- Task brief: Copy all the material below, exactly as it stands.

- - -

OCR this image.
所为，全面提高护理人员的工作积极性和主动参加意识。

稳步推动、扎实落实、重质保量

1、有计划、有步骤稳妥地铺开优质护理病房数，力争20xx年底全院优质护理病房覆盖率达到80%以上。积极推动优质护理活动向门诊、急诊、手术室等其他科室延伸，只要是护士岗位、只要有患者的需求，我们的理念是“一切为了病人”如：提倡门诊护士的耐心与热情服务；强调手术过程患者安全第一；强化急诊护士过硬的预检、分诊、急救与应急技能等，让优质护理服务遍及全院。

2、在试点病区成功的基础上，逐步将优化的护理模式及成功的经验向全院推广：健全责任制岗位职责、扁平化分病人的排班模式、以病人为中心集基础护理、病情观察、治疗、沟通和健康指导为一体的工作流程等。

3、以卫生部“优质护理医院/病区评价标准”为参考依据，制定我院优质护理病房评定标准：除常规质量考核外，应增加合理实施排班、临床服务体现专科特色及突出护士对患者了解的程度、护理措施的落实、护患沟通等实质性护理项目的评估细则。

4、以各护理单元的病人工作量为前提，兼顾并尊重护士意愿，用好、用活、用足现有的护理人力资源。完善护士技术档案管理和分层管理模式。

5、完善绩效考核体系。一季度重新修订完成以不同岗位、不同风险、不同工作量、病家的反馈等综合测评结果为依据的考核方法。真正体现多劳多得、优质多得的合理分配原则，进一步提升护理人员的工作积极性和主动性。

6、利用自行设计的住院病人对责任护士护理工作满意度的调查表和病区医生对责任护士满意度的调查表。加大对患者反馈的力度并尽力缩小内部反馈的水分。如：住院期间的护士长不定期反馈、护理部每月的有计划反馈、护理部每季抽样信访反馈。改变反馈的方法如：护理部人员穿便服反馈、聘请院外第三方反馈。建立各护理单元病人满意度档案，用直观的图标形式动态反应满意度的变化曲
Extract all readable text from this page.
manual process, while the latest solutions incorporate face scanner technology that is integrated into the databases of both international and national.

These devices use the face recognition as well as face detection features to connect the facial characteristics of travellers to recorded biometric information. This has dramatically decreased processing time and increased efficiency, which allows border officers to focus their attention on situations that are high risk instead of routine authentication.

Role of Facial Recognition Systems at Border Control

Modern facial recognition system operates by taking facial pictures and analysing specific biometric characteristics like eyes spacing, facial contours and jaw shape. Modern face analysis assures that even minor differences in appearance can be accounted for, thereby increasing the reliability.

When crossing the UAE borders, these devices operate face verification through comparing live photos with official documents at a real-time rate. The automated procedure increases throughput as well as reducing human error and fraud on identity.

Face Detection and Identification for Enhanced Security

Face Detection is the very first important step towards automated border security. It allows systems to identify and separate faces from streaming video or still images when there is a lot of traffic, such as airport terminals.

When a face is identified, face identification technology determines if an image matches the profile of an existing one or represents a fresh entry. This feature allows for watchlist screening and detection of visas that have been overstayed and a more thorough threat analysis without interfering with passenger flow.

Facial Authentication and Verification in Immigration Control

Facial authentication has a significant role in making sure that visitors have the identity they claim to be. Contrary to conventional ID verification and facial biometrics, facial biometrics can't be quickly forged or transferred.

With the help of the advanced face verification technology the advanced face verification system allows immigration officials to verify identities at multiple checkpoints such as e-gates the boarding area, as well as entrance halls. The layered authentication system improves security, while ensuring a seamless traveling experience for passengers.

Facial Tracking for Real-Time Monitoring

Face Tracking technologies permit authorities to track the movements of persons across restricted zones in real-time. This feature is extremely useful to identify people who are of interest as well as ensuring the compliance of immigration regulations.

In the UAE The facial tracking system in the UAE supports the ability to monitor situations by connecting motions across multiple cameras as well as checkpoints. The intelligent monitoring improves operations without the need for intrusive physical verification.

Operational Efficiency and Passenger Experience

- - -

- Task output:
OCR this image.
所为，全面提高护理人员的工作积极性和主动参加意识。

稳步推动、扎实落实、重质保量

1、有计划、有步骤稳妥地铺开优质护理病房数，力争20xx年底全院优质护理病房覆盖率达到80%以上。积极推动优质护理活动向门诊、急诊、手术室等其他科室延伸，只要是护士岗位、只要有患者的需求，我们的理念是“一切为了病人”如：提倡门诊护士的耐心与热情服务；强调手术过程患者安全第一；强化急诊护士过硬的预检、分诊、急救与应急技能等，让优质护理服务遍及全院。

2、在试点病区成功的基础上，逐步将优化的护理模式及成功的经验向全院推广：健全责任制岗位职责、扁平化分病人的排班模式、以病人为中心集基础护理、病情观察、治疗、沟通和健康指导为一体的工作流程等。

3、以卫生部“优质护理医院/病区评价标准”为参考依据，制定我院优质护理病房评定标准：除常规质量考核外，应增加合理实施排班、临床服务体现专科特色及突出护士对患者了解的程度、护理措施的落实、护患沟通等实质性护理项目的评估细则。

4、以各护理单元的病人工作量为前提，兼顾并尊重护士意愿，用好、用活、用足现有的护理人力资源。完善护士技术档案管理和分层管理模式。

5、完善绩效考核体系。一季度重新修订完成以不同岗位、不同风险、不同工作量、病家的反馈等综合测评结果为依据的考核方法。真正体现多劳多得、优质多得的合理分配原则，进一步提升护理人员的工作积极性和主动性。

6、利用自行设计的住院病人对责任护士护理工作满意度的调查表和病区医生对责任护士满意度的调查表。加大对患者反馈的力度并尽力缩小内部反馈的水分。如：住院期间的护士长不定期反馈、护理部每月的有计划反馈、护理部每季抽样信访反馈。改变反馈的方法如：护理部人员穿便服反馈、聘请院外第三方反馈。建立各护理单元病人满意度档案，用直观的图标形式动态反应满意度的变化曲
Extract all readable text from this page.
manual process, while the latest solutions incorporate face scanner technology that is integrated into the databases of both international and national.

These devices use the face recognition as well as face detection features to connect the facial characteristics of travellers to recorded biometric information. This has dramatically decreased processing time and increased efficiency, which allows border officers to focus their attention on situations that are high risk instead of routine authentication.

Role of Facial Recognition Systems at Border Control

Modern facial recognition system operates by taking facial pictures and analysing specific biometric characteristics like eyes spacing, facial contours and jaw shape. Modern face analysis assures that even minor differences in appearance can be accounted for, thereby increasing the reliability.

When crossing the UAE borders, these devices operate face verification through comparing live photos with official documents at a real-time rate. The automated procedure increases throughput as well as reducing human error and fraud on identity.

Face Detection and Identification for Enhanced Security

Face Detection is the very first important step towards automated border security. It allows systems to identify and separate faces from streaming video or still images when there is a lot of traffic, such as airport terminals.

When a face is identified, face identification technology determines if an image matches the profile of an existing one or represents a fresh entry. This feature allows for watchlist screening and detection of visas that have been overstayed and a more thorough threat analysis without interfering with passenger flow.

Facial Authentication and Verification in Immigration Control

Facial authentication has a significant role in making sure that visitors have the identity they claim to be. Contrary to conventional ID verification and facial biometrics, facial biometrics can't be quickly forged or transferred.

With the help of the advanced face verification technology the advanced face verification system allows immigration officials to verify identities at multiple checkpoints such as e-gates the boarding area, as well as entrance halls. The layered authentication system improves security, while ensuring a seamless traveling experience for passengers.

Facial Tracking for Real-Time Monitoring

Face Tracking technologies permit authorities to track the movements of persons across restricted zones in real-time. This feature is extremely useful to identify people who are of interest as well as ensuring the compliance of immigration regulations.

In the UAE The facial tracking system in the UAE supports the ability to monitor situations by connecting motions across multiple cameras as well as checkpoints. The intelligent monitoring improves operations without the need for intrusive physical verification.

Operational Efficiency and Passenger Experience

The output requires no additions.